- _SET TASK_
Pick out the lines below with "XmlSerializers" and list them.

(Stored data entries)
○ ○ ○ ○ ○

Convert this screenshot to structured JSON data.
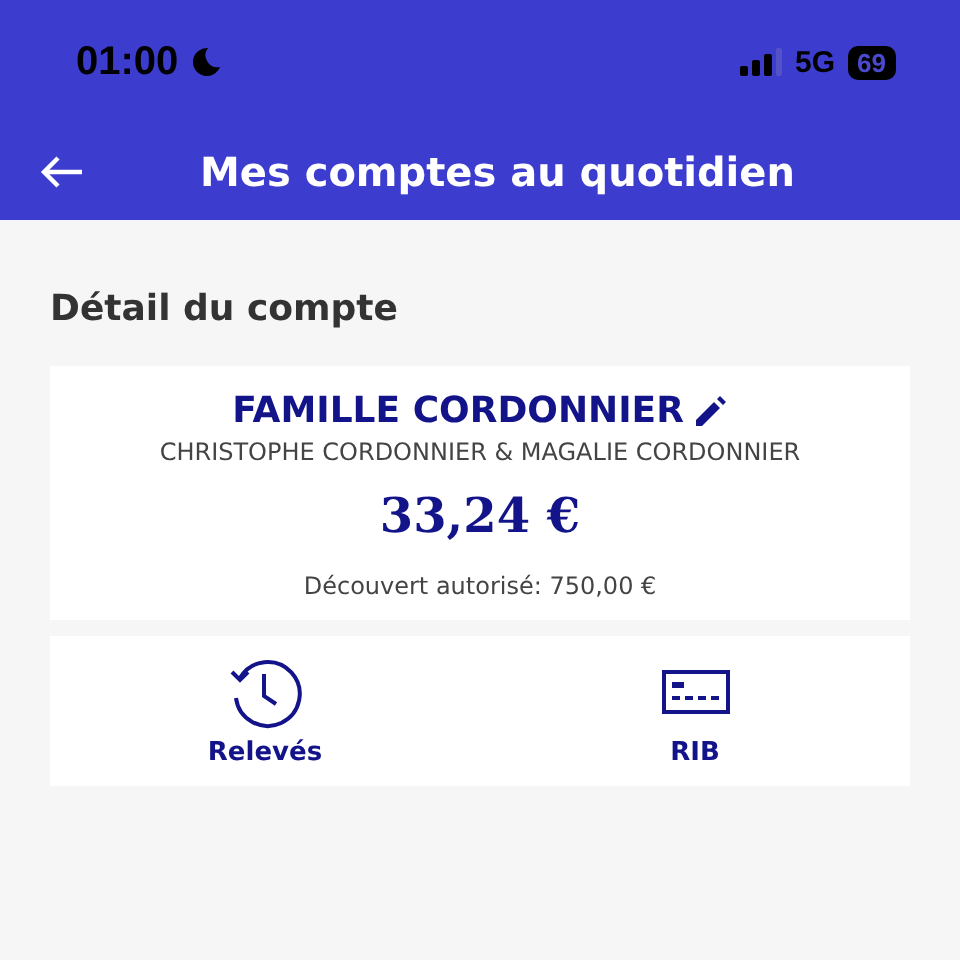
{
  "status_bar": {
    "time": "01:00",
    "network": "5G",
    "battery": "69"
  },
  "header": {
    "title": "Mes comptes au quotidien"
  },
  "section_title": "Détail du compte",
  "account": {
    "name": "FAMILLE CORDONNIER",
    "holders": "CHRISTOPHE CORDONNIER & MAGALIE CORDONNIER",
    "balance": "33,24 €",
    "overdraft": "Découvert autorisé: 750,00 €"
  },
  "actions": [
    {
      "label": "Relevés",
      "kind": "history"
    },
    {
      "label": "RIB",
      "kind": "card"
    }
  ]
}
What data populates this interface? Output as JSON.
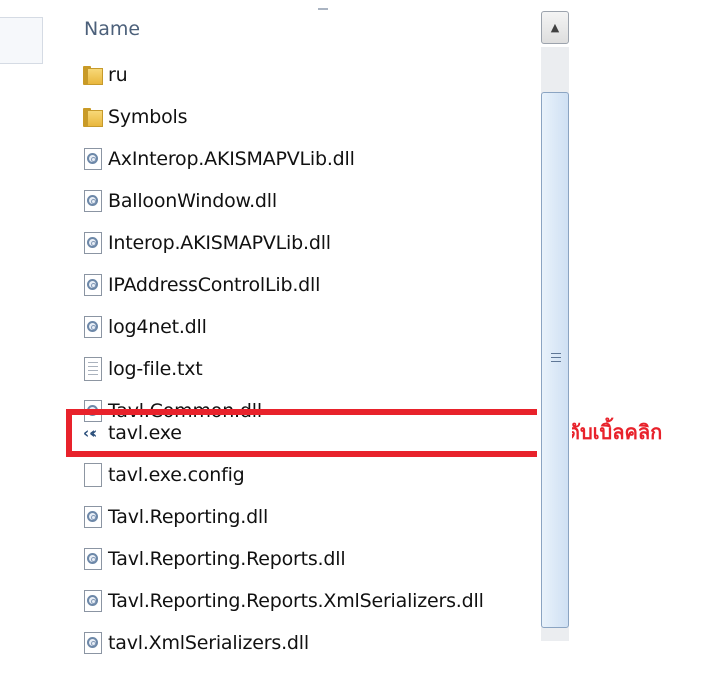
{
  "header": {
    "name_column": "Name"
  },
  "files": [
    {
      "name": "ru",
      "icon": "folder-icon"
    },
    {
      "name": "Symbols",
      "icon": "folder-icon"
    },
    {
      "name": "AxInterop.AKISMAPVLib.dll",
      "icon": "dll-icon"
    },
    {
      "name": "BalloonWindow.dll",
      "icon": "dll-icon"
    },
    {
      "name": "Interop.AKISMAPVLib.dll",
      "icon": "dll-icon"
    },
    {
      "name": "IPAddressControlLib.dll",
      "icon": "dll-icon"
    },
    {
      "name": "log4net.dll",
      "icon": "dll-icon"
    },
    {
      "name": "log-file.txt",
      "icon": "text-file-icon"
    },
    {
      "name": "Tavl.Common.dll",
      "icon": "dll-icon"
    },
    {
      "name": "tavl.exe",
      "icon": "exe-icon"
    },
    {
      "name": "tavl.exe.config",
      "icon": "blank-file-icon"
    },
    {
      "name": "Tavl.Reporting.dll",
      "icon": "dll-icon"
    },
    {
      "name": "Tavl.Reporting.Reports.dll",
      "icon": "dll-icon"
    },
    {
      "name": "Tavl.Reporting.Reports.XmlSerializers.dll",
      "icon": "dll-icon"
    },
    {
      "name": "tavl.XmlSerializers.dll",
      "icon": "dll-icon"
    }
  ],
  "annotation": {
    "text": "ดับเบิ้ลคลิก",
    "color": "#e8222b"
  }
}
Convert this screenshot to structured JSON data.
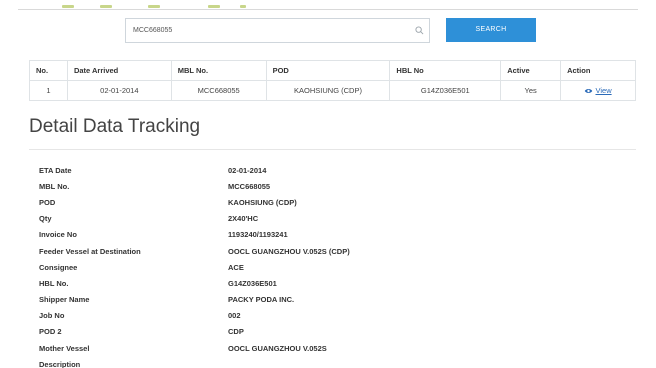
{
  "search": {
    "value": "MCC668055",
    "button_label": "SEARCH"
  },
  "results": {
    "headers": [
      "No.",
      "Date Arrived",
      "MBL No.",
      "POD",
      "HBL No",
      "Active",
      "Action"
    ],
    "rows": [
      {
        "no": "1",
        "date_arrived": "02-01-2014",
        "mbl_no": "MCC668055",
        "pod": "KAOHSIUNG (CDP)",
        "hbl_no": "G14Z036E501",
        "active": "Yes",
        "action_label": "View"
      }
    ]
  },
  "detail": {
    "title": "Detail Data Tracking",
    "fields": [
      {
        "label": "ETA Date",
        "value": "02-01-2014"
      },
      {
        "label": "MBL No.",
        "value": "MCC668055"
      },
      {
        "label": "POD",
        "value": "KAOHSIUNG (CDP)"
      },
      {
        "label": "Qty",
        "value": "2X40'HC"
      },
      {
        "label": "Invoice No",
        "value": "1193240/1193241"
      },
      {
        "label": "Feeder Vessel at Destination",
        "value": "OOCL GUANGZHOU V.052S (CDP)"
      },
      {
        "label": "Consignee",
        "value": "ACE"
      },
      {
        "label": "HBL No.",
        "value": "G14Z036E501"
      },
      {
        "label": "Shipper Name",
        "value": "PACKY PODA INC."
      },
      {
        "label": "Job No",
        "value": "002"
      },
      {
        "label": "POD 2",
        "value": "CDP"
      },
      {
        "label": "Mother Vessel",
        "value": "OOCL GUANGZHOU V.052S"
      },
      {
        "label": "Description",
        "value": ""
      }
    ]
  },
  "colors": {
    "accent": "#2e90d8",
    "link": "#2a6ab8",
    "border": "#dfe3e6"
  },
  "icons": {
    "search": "search-icon",
    "view": "eye-icon"
  }
}
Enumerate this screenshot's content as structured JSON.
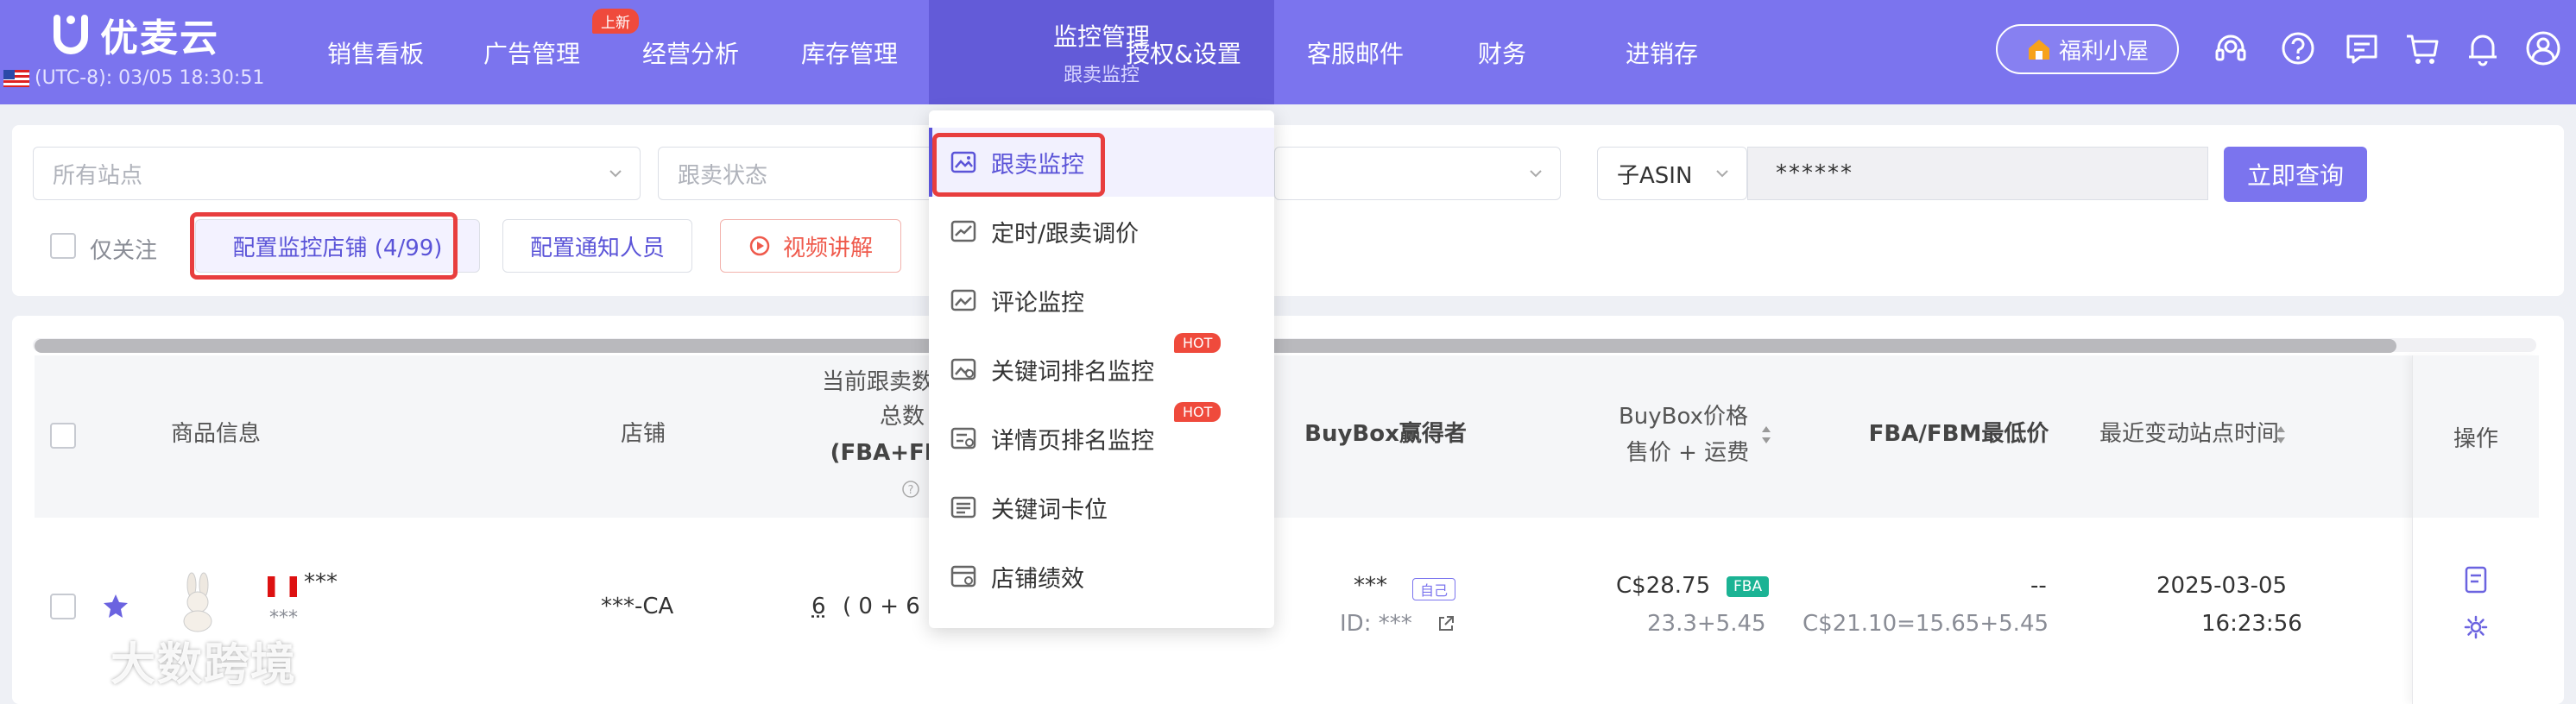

○ ○ ○ ○ ○

- _CORRECT RESULT_
      "name": "Tavl.Reporting.Reports.XmlSerializers.dll",
      "name": "tavl.XmlSerializers.dll",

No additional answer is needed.